━━ FRAGMENTO

B. pudo utilizarme como una aliada terapéutica en esta mezcla compleja y confusa de
experiencias en la cual las posiciones genéricas tradicionales fueron invertidas. Validé el nexo
entre los sentimientos de devaluación que experimentaba B. y el rol invisible, feminizado y
denigrado que ocupaba en su economía familiar, empleando una comprensión feminista acerca
de la conexión existente entre las posiciones de los sujetos en el mundo social y la autorización o
la clausura de su sentimiento de agencia y autovaloración. Sugiero que B. comprendió algo
importante relativo a las bases culturales de su crisis personal, debido a que sus nociones
socialmente construidas acerca de la masculinidad, ya no son tan ego sintónicas. A lo largo del
tiempo, lentamente extendió su conciencia en evolución a la comprensión de su descenso
profesional y comenzó, al menos en parte, a pensar acerca del mismo, como un síntoma de una
crisis socialmente producida, en lugar de percibirlo sólo como efecto de su fracaso personal.

He intentado destacar el valor de estar alertas respecto de los orígenes sociales del sufrimiento
psíquico y de confrontar la tendencia existente al interior del psicoanálisis a separar lo individual
de lo social y lo privado de lo público, que oblitera lo que observó Stephen Frosh como los ejes
sociales que están incorporados en la organización del deseo (Frosh, 1987). El psicoanálisis está
particularmente bien situado para realizar una contribución significativa a los discursos críticos
acerca del impacto destructivo de la hegemonía neoliberal sobre las personas de todo el mundo.

━━━━

▶ **TAREA 1**
Copia del fragmento todo lo que va desde "He intentado destacar" hasta "todo el mundo.", sin cambiar nada.
▶ **TAREA 2**
Traduce al inglés esta oración del fragmento: "El psicoanálisis está particularmente bien situado para realizar una contribución significativa a los discursos críticos acerca del impacto destructivo de la hegemonía neoliberal sobre las personas de todo el mundo."
▶ **TAREA 3**
Según el fragmento, ¿quién observó que hay ejes sociales incorporados en la organización del deseo?
Las entradas proceden de una fuente distinta de la del fragmento.

━━ ENTRADAS PROPORCIONADAS

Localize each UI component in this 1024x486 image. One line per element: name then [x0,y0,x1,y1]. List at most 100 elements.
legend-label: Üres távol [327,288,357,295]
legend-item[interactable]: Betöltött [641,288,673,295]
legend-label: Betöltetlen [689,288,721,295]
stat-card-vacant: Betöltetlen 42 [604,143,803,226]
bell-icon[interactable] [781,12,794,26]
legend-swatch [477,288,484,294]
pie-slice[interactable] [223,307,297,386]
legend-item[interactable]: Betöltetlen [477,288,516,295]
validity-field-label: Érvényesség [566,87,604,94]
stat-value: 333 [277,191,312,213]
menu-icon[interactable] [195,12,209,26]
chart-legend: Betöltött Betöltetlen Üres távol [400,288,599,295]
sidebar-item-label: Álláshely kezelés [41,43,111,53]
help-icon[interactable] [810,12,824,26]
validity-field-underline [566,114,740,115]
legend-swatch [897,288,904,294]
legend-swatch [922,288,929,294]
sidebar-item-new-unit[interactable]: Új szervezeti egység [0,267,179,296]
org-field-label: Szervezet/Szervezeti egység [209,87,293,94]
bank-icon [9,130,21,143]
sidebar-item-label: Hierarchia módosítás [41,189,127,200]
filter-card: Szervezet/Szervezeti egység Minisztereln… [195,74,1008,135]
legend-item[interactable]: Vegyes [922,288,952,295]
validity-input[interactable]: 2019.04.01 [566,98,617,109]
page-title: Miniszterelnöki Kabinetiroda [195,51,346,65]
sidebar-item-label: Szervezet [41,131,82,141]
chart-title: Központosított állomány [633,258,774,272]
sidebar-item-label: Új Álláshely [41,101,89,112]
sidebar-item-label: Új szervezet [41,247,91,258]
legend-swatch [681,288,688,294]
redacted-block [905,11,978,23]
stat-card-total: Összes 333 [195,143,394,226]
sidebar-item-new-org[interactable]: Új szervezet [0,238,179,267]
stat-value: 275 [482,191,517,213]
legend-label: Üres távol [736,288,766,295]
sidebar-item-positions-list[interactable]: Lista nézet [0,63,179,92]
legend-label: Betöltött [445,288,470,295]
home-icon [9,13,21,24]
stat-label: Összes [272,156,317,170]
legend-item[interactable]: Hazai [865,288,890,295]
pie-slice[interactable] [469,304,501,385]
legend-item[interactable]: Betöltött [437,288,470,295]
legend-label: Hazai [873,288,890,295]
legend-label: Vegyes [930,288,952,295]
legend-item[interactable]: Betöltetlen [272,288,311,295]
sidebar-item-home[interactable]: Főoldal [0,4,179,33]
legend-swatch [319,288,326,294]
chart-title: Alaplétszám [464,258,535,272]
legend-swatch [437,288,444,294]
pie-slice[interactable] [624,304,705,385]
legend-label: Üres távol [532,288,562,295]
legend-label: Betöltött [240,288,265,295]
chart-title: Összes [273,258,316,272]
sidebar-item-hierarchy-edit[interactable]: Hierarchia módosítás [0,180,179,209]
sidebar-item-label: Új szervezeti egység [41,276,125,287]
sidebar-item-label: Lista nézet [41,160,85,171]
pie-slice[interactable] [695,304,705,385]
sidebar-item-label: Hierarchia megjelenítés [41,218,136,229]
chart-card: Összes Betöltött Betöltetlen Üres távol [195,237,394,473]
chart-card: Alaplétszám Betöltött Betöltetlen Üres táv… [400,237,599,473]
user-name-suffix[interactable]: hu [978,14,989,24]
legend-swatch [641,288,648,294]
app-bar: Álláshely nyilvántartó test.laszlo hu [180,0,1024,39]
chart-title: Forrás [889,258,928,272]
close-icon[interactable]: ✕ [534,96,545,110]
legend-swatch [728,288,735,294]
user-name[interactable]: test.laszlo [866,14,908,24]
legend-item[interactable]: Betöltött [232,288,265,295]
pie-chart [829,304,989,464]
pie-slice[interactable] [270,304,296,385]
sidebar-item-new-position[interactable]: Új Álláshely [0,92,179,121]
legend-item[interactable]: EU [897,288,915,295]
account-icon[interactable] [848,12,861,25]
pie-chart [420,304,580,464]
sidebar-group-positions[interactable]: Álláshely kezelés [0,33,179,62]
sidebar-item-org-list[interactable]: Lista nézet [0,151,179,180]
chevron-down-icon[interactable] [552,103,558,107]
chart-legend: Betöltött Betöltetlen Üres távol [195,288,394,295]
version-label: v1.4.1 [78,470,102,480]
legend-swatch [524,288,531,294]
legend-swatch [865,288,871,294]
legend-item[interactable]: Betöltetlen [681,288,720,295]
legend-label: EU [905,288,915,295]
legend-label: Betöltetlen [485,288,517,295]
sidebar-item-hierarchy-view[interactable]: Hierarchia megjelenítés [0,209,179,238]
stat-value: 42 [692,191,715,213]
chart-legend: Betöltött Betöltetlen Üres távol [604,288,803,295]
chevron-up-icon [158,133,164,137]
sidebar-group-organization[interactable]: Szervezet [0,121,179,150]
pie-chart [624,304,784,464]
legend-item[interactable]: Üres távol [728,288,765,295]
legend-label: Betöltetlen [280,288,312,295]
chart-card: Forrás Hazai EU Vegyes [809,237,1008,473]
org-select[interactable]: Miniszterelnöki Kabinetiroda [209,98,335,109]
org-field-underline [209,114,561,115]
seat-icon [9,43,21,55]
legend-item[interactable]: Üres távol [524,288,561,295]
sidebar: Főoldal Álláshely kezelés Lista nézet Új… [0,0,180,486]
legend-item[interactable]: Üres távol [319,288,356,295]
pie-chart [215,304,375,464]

━━━━

▶ **TU RESPUESTA 1**
He intentado destacar el valor de estar alertas respecto de los orígenes sociales del sufrimiento
psíquico y de confrontar la tendencia existente al interior del psicoanálisis a separar lo individual
de lo social y lo privado de lo público, que oblitera lo que observó Stephen Frosh como los ejes
sociales que están incorporados en la organización del deseo (Frosh, 1987). El psicoanálisis está
particularmente bien situado para realizar una contribución significativa a los discursos críticos
acerca del impacto destructivo de la hegemonía neoliberal sobre las personas de todo el mundo.

▶ **TU RESPUESTA 2**
Psychoanalysis is particularly well positioned to make a significant contribution to critical discourses about the destructive impact of neoliberal hegemony on people around the world.

▶ **TU RESPUESTA 3**
Stephen Frosh (1987).